*What is expected:*
Repeat the entire listing exactly as written.
** START OF Task inputs **
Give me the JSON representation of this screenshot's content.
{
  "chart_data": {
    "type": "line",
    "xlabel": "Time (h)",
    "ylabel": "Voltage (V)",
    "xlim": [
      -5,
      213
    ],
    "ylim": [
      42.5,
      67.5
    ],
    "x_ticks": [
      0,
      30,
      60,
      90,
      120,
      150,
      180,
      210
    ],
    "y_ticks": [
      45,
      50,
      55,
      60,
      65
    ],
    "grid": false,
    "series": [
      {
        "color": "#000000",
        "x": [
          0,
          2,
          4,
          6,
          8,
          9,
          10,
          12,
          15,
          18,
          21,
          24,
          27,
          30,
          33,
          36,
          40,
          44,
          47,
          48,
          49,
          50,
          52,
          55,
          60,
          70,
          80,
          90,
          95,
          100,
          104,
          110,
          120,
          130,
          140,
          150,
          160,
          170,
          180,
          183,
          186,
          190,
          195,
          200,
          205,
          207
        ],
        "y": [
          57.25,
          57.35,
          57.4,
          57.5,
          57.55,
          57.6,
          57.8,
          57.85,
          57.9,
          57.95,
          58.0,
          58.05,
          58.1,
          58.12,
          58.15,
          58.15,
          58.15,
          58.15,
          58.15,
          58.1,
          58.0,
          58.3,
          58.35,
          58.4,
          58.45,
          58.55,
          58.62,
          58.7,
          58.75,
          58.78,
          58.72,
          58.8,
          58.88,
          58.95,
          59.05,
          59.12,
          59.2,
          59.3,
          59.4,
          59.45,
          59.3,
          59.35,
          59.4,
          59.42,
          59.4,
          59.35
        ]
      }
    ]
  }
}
** END OF Task inputs **
*Finished task:*
Give me the JSON representation of this screenshot's content.
{
  "chart_data": {
    "type": "line",
    "xlabel": "Time (h)",
    "ylabel": "Voltage (V)",
    "xlim": [
      -5,
      213
    ],
    "ylim": [
      42.5,
      67.5
    ],
    "x_ticks": [
      0,
      30,
      60,
      90,
      120,
      150,
      180,
      210
    ],
    "y_ticks": [
      45,
      50,
      55,
      60,
      65
    ],
    "grid": false,
    "series": [
      {
        "color": "#000000",
        "x": [
          0,
          2,
          4,
          6,
          8,
          9,
          10,
          12,
          15,
          18,
          21,
          24,
          27,
          30,
          33,
          36,
          40,
          44,
          47,
          48,
          49,
          50,
          52,
          55,
          60,
          70,
          80,
          90,
          95,
          100,
          104,
          110,
          120,
          130,
          140,
          150,
          160,
          170,
          180,
          183,
          186,
          190,
          195,
          200,
          205,
          207
        ],
        "y": [
          57.25,
          57.35,
          57.4,
          57.5,
          57.55,
          57.6,
          57.8,
          57.85,
          57.9,
          57.95,
          58.0,
          58.05,
          58.1,
          58.12,
          58.15,
          58.15,
          58.15,
          58.15,
          58.15,
          58.1,
          58.0,
          58.3,
          58.35,
          58.4,
          58.45,
          58.55,
          58.62,
          58.7,
          58.75,
          58.78,
          58.72,
          58.8,
          58.88,
          58.95,
          59.05,
          59.12,
          59.2,
          59.3,
          59.4,
          59.45,
          59.3,
          59.35,
          59.4,
          59.42,
          59.4,
          59.35
        ]
      }
    ]
  }
}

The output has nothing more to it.